## What the task requires:
Locate each line containing the string "this" and copy it out.
______
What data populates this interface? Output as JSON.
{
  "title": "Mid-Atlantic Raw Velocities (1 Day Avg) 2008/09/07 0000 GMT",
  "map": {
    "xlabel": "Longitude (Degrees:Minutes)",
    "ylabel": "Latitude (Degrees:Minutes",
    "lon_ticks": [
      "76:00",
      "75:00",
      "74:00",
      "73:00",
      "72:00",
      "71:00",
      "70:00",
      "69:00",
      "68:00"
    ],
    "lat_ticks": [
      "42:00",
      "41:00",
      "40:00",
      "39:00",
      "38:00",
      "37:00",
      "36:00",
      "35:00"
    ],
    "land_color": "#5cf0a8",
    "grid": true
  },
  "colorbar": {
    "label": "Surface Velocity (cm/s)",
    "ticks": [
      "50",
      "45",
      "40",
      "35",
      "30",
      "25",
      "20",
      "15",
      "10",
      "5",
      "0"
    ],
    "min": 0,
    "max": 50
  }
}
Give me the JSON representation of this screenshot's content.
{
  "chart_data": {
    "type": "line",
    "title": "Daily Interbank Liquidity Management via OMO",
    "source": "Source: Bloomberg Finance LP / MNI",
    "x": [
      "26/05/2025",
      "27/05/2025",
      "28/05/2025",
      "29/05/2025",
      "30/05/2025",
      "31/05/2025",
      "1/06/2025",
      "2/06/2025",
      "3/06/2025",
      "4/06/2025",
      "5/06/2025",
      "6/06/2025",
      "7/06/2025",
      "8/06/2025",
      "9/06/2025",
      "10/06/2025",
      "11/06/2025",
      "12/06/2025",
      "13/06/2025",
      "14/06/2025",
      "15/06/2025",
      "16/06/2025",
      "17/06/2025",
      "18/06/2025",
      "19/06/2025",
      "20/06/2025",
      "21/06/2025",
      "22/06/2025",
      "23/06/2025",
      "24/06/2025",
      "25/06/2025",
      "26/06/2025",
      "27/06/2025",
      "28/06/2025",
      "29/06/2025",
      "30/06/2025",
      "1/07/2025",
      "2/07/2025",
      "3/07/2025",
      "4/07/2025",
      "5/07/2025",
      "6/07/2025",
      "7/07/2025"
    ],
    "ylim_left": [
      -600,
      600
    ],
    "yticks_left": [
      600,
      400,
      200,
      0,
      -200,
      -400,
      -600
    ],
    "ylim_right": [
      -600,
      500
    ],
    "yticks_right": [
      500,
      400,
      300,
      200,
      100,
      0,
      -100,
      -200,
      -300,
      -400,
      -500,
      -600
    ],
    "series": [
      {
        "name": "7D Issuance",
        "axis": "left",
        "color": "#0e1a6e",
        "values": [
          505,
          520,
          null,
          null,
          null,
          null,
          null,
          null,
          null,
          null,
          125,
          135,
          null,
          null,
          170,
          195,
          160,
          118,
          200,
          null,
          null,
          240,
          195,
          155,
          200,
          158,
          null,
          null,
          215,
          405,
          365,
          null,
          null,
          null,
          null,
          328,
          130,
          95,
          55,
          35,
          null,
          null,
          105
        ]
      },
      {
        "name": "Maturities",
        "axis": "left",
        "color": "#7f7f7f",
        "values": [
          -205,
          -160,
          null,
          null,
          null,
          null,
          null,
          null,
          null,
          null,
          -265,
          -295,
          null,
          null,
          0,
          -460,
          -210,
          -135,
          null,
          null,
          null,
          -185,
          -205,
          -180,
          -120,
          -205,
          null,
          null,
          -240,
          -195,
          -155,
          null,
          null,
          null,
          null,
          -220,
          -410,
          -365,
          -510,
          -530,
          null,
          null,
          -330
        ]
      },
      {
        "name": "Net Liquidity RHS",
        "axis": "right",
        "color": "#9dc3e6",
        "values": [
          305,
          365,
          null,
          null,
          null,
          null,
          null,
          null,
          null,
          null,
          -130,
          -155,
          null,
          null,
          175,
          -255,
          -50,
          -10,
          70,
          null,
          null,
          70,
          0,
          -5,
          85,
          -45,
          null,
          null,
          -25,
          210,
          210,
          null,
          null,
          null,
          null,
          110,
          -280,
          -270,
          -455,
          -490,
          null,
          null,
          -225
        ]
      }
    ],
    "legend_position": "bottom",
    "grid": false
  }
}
______
## Response to the task:
What data populates this interface? Output as JSON.
Give me the JSON representation of this screenshot's content.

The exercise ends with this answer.